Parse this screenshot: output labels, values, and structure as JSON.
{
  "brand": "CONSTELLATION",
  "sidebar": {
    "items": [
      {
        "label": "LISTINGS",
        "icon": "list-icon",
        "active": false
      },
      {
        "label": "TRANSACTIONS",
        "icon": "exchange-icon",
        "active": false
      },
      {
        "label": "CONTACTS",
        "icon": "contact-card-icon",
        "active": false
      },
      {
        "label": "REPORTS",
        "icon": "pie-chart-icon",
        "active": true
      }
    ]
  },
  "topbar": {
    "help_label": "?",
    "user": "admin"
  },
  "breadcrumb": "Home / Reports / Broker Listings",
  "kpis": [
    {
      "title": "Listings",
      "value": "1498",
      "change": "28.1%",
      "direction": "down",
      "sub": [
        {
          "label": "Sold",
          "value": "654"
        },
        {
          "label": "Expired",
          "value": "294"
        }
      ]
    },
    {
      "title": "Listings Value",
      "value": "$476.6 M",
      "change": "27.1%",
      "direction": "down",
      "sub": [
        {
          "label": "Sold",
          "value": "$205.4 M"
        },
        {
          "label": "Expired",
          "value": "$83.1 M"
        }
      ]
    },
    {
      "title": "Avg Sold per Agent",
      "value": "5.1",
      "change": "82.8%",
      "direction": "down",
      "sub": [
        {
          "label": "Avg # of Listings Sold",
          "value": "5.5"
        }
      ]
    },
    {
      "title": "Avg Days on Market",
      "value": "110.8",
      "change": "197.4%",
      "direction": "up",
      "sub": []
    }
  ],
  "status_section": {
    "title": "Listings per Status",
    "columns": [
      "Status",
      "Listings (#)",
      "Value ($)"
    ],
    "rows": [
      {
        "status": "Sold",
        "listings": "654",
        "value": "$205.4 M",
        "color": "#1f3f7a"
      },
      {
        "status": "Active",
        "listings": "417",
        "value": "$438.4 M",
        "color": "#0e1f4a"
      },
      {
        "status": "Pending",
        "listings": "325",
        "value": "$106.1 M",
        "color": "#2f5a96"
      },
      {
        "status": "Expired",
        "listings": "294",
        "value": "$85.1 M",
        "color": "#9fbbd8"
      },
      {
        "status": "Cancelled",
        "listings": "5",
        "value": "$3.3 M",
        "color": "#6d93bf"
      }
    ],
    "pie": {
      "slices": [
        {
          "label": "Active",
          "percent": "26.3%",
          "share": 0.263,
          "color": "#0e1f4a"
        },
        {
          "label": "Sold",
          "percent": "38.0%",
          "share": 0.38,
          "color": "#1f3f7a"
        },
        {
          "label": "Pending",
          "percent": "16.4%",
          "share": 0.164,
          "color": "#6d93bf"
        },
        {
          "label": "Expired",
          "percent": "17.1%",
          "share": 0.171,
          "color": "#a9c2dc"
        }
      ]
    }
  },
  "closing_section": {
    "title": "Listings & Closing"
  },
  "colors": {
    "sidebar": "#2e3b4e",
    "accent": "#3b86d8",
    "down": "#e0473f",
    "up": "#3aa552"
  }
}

TASK BRIEF:
Within the records above, how many lines include the word "title"? State the number by itself.

RESPONSE TO THIS EXERCISE:
6